== MATERIAL FOR THIS EXERCISE ==

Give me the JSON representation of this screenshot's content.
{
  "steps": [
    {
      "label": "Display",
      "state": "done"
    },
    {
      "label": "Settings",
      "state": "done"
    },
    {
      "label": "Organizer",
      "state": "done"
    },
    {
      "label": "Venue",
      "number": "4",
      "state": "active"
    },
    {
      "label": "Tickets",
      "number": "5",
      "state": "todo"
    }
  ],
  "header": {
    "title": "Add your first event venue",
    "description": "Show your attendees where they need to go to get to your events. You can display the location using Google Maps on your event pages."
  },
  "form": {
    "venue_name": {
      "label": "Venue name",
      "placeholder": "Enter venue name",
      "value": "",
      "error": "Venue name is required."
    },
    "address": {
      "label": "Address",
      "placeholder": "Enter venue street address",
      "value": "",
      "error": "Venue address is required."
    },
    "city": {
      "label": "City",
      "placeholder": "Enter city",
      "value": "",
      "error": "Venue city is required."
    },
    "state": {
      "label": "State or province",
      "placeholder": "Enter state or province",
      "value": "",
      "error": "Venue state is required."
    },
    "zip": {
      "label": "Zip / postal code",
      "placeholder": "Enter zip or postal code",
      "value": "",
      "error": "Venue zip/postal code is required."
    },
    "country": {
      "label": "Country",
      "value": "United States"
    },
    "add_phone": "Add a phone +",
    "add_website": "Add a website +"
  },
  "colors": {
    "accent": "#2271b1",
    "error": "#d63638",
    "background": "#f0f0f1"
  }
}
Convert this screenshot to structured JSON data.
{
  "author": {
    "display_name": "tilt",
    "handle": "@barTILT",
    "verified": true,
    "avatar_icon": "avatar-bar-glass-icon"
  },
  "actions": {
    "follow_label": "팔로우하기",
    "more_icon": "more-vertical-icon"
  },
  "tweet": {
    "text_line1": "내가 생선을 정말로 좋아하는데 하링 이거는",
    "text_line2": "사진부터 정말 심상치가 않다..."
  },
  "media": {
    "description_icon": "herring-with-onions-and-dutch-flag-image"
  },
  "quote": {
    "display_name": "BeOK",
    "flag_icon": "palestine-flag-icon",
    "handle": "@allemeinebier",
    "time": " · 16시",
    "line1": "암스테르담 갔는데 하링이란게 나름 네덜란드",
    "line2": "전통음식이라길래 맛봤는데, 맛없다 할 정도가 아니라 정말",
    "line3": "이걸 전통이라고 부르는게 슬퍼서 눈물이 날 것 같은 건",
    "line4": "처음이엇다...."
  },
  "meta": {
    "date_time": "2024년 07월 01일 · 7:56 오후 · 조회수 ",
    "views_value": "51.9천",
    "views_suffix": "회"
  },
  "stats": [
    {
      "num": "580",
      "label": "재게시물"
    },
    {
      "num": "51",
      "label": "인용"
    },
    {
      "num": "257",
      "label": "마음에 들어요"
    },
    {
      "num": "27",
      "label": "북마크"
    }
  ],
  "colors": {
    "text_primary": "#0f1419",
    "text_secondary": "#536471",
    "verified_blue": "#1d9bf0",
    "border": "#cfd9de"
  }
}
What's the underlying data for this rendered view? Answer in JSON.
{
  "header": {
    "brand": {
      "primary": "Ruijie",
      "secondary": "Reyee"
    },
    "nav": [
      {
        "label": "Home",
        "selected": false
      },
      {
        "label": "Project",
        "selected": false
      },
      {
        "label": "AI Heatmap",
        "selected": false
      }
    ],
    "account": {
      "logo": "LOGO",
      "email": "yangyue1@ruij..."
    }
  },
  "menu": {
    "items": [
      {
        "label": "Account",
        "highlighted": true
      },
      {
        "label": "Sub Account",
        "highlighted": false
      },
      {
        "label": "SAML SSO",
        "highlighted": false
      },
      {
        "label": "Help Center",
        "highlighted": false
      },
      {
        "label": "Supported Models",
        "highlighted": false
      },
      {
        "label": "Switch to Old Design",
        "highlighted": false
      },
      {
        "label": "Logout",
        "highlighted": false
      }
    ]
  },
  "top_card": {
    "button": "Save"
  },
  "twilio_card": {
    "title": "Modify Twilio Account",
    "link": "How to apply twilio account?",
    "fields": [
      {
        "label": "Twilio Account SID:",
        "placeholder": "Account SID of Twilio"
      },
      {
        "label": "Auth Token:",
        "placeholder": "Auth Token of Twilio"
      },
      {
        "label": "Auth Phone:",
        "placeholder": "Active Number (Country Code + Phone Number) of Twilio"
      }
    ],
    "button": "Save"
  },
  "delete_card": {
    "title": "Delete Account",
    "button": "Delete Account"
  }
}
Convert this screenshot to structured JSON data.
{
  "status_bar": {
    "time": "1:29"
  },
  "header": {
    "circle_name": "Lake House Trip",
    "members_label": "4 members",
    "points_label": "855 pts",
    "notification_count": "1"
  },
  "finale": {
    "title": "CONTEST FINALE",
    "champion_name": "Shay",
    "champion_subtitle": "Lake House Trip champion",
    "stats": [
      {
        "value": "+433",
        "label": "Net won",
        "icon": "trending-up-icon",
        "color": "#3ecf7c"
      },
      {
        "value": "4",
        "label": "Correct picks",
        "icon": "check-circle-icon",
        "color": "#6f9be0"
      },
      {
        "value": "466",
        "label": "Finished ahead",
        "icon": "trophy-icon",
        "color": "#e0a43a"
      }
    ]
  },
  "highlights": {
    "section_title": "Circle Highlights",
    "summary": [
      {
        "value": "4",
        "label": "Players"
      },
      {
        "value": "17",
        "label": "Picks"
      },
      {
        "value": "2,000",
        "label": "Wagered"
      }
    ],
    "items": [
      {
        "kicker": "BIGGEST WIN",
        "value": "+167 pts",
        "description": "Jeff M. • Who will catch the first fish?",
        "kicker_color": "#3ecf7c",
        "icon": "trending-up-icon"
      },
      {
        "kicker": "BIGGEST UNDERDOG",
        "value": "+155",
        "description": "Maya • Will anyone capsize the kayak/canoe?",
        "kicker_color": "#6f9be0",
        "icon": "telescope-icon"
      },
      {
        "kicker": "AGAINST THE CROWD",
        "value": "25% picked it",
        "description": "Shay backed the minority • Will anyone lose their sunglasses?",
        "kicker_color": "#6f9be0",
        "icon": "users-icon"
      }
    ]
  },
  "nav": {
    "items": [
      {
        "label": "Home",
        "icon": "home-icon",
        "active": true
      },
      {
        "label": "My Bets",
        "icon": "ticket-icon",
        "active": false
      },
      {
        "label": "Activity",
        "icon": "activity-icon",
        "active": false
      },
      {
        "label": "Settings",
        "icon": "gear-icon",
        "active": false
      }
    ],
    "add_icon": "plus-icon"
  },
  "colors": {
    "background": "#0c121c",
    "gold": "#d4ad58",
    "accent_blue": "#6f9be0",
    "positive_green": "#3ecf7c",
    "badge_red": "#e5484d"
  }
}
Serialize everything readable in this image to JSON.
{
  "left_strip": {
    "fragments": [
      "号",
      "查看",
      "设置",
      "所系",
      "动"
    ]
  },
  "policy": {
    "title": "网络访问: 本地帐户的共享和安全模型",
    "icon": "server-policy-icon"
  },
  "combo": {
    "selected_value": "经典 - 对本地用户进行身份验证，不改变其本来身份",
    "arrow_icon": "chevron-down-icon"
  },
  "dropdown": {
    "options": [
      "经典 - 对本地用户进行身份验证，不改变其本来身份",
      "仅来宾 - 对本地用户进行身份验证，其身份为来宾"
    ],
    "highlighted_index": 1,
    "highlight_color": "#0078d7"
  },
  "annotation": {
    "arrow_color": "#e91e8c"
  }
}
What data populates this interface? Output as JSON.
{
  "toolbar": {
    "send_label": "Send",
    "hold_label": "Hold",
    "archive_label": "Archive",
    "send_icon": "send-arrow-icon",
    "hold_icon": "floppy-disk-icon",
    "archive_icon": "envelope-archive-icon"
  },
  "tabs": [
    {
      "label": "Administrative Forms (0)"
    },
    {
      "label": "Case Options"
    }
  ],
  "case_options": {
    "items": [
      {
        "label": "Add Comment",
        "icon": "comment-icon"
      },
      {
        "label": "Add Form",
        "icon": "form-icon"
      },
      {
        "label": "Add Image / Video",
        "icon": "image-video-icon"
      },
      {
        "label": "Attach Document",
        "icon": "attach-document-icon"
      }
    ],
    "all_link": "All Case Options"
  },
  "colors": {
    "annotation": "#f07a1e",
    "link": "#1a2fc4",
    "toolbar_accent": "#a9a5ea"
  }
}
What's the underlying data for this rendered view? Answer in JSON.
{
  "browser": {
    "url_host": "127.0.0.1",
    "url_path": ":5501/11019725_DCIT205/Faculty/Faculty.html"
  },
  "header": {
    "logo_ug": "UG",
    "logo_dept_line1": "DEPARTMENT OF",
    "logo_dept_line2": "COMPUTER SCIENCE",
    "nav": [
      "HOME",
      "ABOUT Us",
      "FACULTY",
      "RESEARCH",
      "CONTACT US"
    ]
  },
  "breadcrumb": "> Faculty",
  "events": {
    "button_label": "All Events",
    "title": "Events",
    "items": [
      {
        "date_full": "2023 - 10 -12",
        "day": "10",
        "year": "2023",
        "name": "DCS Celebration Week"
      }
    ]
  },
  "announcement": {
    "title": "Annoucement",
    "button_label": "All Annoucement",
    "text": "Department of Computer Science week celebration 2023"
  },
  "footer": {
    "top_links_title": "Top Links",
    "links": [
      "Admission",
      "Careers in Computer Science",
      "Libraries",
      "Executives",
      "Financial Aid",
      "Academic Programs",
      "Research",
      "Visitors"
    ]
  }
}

===

Search the data for the word "true" and copy each line where it appears.

#### [REPLY TO THE EXERCISE]
    "verified": true,
        "highlighted": true
        "active": true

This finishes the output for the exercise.